:: GIVEN TASK ::
Copy out each of the items below line for line, keeping every character unchanged.

:: ENTRIES SUPPLIED ::
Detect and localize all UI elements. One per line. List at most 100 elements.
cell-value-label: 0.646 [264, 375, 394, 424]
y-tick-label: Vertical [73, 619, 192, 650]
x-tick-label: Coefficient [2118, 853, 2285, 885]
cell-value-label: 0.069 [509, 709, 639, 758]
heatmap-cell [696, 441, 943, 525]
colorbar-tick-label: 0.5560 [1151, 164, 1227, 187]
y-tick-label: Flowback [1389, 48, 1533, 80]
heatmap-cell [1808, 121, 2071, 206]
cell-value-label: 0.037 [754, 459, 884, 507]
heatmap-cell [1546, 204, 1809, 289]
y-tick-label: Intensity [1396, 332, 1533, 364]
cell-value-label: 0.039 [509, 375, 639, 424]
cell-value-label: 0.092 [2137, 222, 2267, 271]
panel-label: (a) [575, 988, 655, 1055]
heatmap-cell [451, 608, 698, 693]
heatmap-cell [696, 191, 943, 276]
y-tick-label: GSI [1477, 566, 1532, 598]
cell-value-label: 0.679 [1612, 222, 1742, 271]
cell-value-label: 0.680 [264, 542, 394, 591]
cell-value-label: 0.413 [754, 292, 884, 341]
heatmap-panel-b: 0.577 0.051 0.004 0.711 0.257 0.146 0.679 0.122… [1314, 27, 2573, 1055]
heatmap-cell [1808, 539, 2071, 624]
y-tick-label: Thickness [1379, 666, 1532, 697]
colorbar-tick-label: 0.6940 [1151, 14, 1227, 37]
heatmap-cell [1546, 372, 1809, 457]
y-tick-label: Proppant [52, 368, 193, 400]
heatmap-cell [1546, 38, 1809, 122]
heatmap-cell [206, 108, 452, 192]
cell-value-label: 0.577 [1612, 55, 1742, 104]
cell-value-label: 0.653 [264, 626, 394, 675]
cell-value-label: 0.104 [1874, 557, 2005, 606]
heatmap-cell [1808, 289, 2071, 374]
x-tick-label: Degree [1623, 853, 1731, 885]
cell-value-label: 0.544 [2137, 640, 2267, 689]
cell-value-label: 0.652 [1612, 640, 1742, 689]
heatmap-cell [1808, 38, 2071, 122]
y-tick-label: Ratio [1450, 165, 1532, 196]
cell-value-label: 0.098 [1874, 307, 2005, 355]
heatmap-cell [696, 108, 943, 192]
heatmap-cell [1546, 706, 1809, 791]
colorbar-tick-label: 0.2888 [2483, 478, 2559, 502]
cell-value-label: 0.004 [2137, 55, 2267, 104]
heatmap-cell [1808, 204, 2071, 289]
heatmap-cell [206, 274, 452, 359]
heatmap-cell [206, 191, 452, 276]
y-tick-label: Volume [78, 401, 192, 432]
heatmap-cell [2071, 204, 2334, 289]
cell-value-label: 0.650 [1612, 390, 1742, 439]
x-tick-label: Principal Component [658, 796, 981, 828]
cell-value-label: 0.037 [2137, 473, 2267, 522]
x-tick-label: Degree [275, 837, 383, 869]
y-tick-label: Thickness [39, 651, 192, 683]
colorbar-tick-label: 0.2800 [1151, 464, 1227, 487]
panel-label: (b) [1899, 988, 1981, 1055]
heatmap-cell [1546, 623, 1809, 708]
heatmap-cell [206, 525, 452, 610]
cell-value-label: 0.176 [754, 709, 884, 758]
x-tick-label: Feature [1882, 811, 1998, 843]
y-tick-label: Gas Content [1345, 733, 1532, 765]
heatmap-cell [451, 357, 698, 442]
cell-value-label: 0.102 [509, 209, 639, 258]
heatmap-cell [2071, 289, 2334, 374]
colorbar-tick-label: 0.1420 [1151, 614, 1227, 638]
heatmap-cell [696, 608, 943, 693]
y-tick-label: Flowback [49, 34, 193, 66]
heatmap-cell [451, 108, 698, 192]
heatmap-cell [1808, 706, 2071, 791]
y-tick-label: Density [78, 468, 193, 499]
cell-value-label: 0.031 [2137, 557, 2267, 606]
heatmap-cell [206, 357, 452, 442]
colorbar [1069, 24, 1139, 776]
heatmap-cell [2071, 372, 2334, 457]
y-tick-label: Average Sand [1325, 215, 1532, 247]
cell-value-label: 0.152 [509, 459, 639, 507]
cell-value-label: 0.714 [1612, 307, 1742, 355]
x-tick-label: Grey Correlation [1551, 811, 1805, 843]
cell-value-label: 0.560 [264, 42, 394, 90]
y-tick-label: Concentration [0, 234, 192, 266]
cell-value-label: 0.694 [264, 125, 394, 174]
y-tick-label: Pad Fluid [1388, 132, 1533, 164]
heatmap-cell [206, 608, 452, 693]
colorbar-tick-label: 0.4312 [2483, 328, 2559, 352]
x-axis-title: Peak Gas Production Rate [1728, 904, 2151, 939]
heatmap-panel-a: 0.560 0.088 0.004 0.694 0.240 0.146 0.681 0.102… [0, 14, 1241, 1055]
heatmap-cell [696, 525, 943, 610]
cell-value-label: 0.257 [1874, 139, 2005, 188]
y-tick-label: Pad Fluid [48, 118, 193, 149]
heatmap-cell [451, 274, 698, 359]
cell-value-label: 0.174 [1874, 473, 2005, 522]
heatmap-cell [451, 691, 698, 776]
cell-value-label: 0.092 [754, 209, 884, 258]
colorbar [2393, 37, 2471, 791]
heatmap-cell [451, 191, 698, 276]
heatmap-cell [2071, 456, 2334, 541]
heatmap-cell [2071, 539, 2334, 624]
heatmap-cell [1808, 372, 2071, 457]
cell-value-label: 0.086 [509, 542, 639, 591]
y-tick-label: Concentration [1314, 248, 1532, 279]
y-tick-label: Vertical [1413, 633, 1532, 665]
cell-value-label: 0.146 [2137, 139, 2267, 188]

:: ANSWER FOR THE TASK ::
Detect and localize all UI elements. One per line. List at most 100 elements.
cell-value-label: 0.646 [264, 375, 394, 424]
y-tick-label: Vertical [73, 619, 192, 650]
x-tick-label: Coefficient [2118, 853, 2285, 885]
cell-value-label: 0.069 [509, 709, 639, 758]
heatmap-cell [696, 441, 943, 525]
colorbar-tick-label: 0.5560 [1151, 164, 1227, 187]
y-tick-label: Flowback [1389, 48, 1533, 80]
heatmap-cell [1808, 121, 2071, 206]
cell-value-label: 0.037 [754, 459, 884, 507]
heatmap-cell [1546, 204, 1809, 289]
y-tick-label: Intensity [1396, 332, 1533, 364]
cell-value-label: 0.039 [509, 375, 639, 424]
cell-value-label: 0.092 [2137, 222, 2267, 271]
panel-label: (a) [575, 988, 655, 1055]
heatmap-cell [451, 608, 698, 693]
heatmap-cell [696, 191, 943, 276]
y-tick-label: GSI [1477, 566, 1532, 598]
cell-value-label: 0.679 [1612, 222, 1742, 271]
cell-value-label: 0.680 [264, 542, 394, 591]
cell-value-label: 0.413 [754, 292, 884, 341]
heatmap-panel-b: 0.577 0.051 0.004 0.711 0.257 0.146 0.679 0.122… [1314, 27, 2573, 1055]
heatmap-cell [1808, 539, 2071, 624]
y-tick-label: Thickness [1379, 666, 1532, 697]
colorbar-tick-label: 0.6940 [1151, 14, 1227, 37]
heatmap-cell [1546, 372, 1809, 457]
y-tick-label: Proppant [52, 368, 193, 400]
heatmap-cell [1546, 38, 1809, 122]
heatmap-cell [206, 108, 452, 192]
cell-value-label: 0.577 [1612, 55, 1742, 104]
cell-value-label: 0.653 [264, 626, 394, 675]
cell-value-label: 0.104 [1874, 557, 2005, 606]
heatmap-cell [1808, 289, 2071, 374]
x-tick-label: Degree [1623, 853, 1731, 885]
cell-value-label: 0.544 [2137, 640, 2267, 689]
cell-value-label: 0.652 [1612, 640, 1742, 689]
heatmap-cell [1808, 38, 2071, 122]
y-tick-label: Ratio [1450, 165, 1532, 196]
cell-value-label: 0.098 [1874, 307, 2005, 355]
heatmap-cell [696, 108, 943, 192]
heatmap-cell [1546, 706, 1809, 791]
colorbar-tick-label: 0.2888 [2483, 478, 2559, 502]
cell-value-label: 0.004 [2137, 55, 2267, 104]
heatmap-cell [1808, 204, 2071, 289]
heatmap-cell [206, 274, 452, 359]
heatmap-cell [206, 191, 452, 276]
y-tick-label: Volume [78, 401, 192, 432]
heatmap-cell [2071, 204, 2334, 289]
cell-value-label: 0.650 [1612, 390, 1742, 439]
x-tick-label: Principal Component [658, 796, 981, 828]
cell-value-label: 0.037 [2137, 473, 2267, 522]
x-tick-label: Degree [275, 837, 383, 869]
y-tick-label: Thickness [39, 651, 192, 683]
colorbar-tick-label: 0.2800 [1151, 464, 1227, 487]
panel-label: (b) [1899, 988, 1981, 1055]
heatmap-cell [1546, 623, 1809, 708]
heatmap-cell [206, 525, 452, 610]
cell-value-label: 0.176 [754, 709, 884, 758]
x-tick-label: Feature [1882, 811, 1998, 843]
y-tick-label: Gas Content [1345, 733, 1532, 765]
heatmap-cell [451, 357, 698, 442]
cell-value-label: 0.102 [509, 209, 639, 258]
heatmap-cell [2071, 289, 2334, 374]
colorbar-tick-label: 0.1420 [1151, 614, 1227, 638]
heatmap-cell [696, 608, 943, 693]
y-tick-label: Flowback [49, 34, 193, 66]
heatmap-cell [451, 108, 698, 192]
heatmap-cell [1808, 706, 2071, 791]
y-tick-label: Density [78, 468, 193, 499]
cell-value-label: 0.031 [2137, 557, 2267, 606]
heatmap-cell [206, 357, 452, 442]
colorbar [1069, 24, 1139, 776]
heatmap-cell [2071, 372, 2334, 457]
y-tick-label: Average Sand [1325, 215, 1532, 247]
cell-value-label: 0.152 [509, 459, 639, 507]
cell-value-label: 0.714 [1612, 307, 1742, 355]
x-tick-label: Grey Correlation [1551, 811, 1805, 843]
cell-value-label: 0.560 [264, 42, 394, 90]
y-tick-label: Concentration [0, 234, 192, 266]
cell-value-label: 0.694 [264, 125, 394, 174]
y-tick-label: Pad Fluid [1388, 132, 1533, 164]
heatmap-cell [206, 608, 452, 693]
colorbar-tick-label: 0.4312 [2483, 328, 2559, 352]
x-axis-title: Peak Gas Production Rate [1728, 904, 2151, 939]
heatmap-panel-a: 0.560 0.088 0.004 0.694 0.240 0.146 0.681 0.102… [0, 14, 1241, 1055]
heatmap-cell [696, 525, 943, 610]
cell-value-label: 0.257 [1874, 139, 2005, 188]
y-tick-label: Pad Fluid [48, 118, 193, 149]
heatmap-cell [451, 274, 698, 359]
cell-value-label: 0.174 [1874, 473, 2005, 522]
heatmap-cell [451, 691, 698, 776]
cell-value-label: 0.092 [754, 209, 884, 258]
colorbar [2393, 37, 2471, 791]
heatmap-cell [451, 191, 698, 276]
heatmap-cell [2071, 456, 2334, 541]
heatmap-cell [2071, 539, 2334, 624]
heatmap-cell [1808, 372, 2071, 457]
cell-value-label: 0.086 [509, 542, 639, 591]
y-tick-label: Concentration [1314, 248, 1532, 279]
y-tick-label: Vertical [1413, 633, 1532, 665]
cell-value-label: 0.146 [2137, 139, 2267, 188]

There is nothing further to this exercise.